-- BEGIN EXERCISE INPUTS --

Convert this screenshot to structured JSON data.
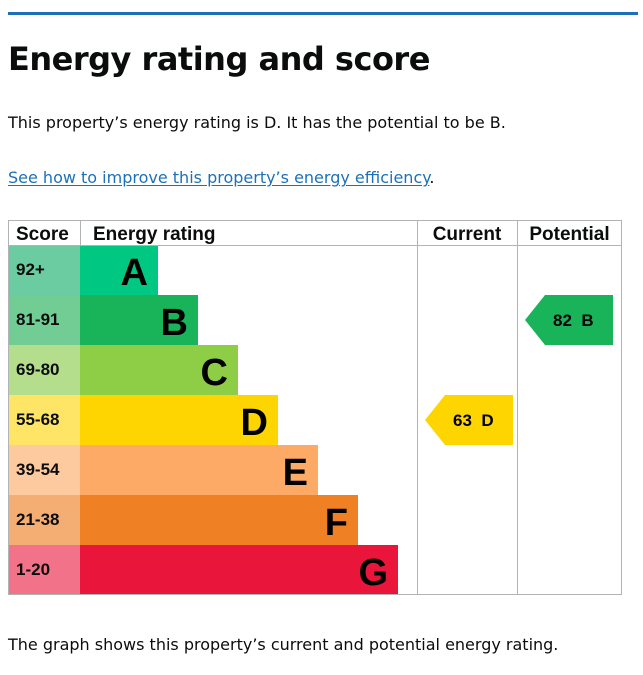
{
  "page": {
    "title": "Energy rating and score",
    "summary": "This property’s energy rating is D. It has the potential to be B.",
    "link_text": "See how to improve this property’s energy efficiency",
    "link_suffix": ".",
    "footer": "The graph shows this property’s current and potential energy rating."
  },
  "chart_data": {
    "type": "bar",
    "title": "",
    "headers": {
      "score": "Score",
      "rating": "Energy rating",
      "current": "Current",
      "potential": "Potential"
    },
    "categories": [
      "A",
      "B",
      "C",
      "D",
      "E",
      "F",
      "G"
    ],
    "bands": [
      {
        "letter": "A",
        "range": "92+",
        "color": "#008054",
        "bar_color": "#00c781",
        "score_bg": "#6bcca1"
      },
      {
        "letter": "B",
        "range": "81-91",
        "color": "#19b459",
        "bar_color": "#19b459",
        "score_bg": "#71cd93"
      },
      {
        "letter": "C",
        "range": "69-80",
        "color": "#8dce46",
        "bar_color": "#8dce46",
        "score_bg": "#b5de8c"
      },
      {
        "letter": "D",
        "range": "55-68",
        "color": "#ffd500",
        "bar_color": "#ffd500",
        "score_bg": "#ffe566"
      },
      {
        "letter": "E",
        "range": "39-54",
        "color": "#fcaa65",
        "bar_color": "#fcaa65",
        "score_bg": "#fdca9f"
      },
      {
        "letter": "F",
        "range": "21-38",
        "color": "#ef8023",
        "bar_color": "#ef8023",
        "score_bg": "#f4ad72"
      },
      {
        "letter": "G",
        "range": "1-20",
        "color": "#e9153b",
        "bar_color": "#e9153b",
        "score_bg": "#f27389"
      }
    ],
    "current": {
      "score": 63,
      "band": "D",
      "label": "63  D"
    },
    "potential": {
      "score": 82,
      "band": "B",
      "label": "82  B"
    }
  }
}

-- END EXERCISE INPUTS --

TASK PROMPT: For the material, find the number of lines holding the word "current" and give that figure and nothing more.

EXPECTED ANSWER: 3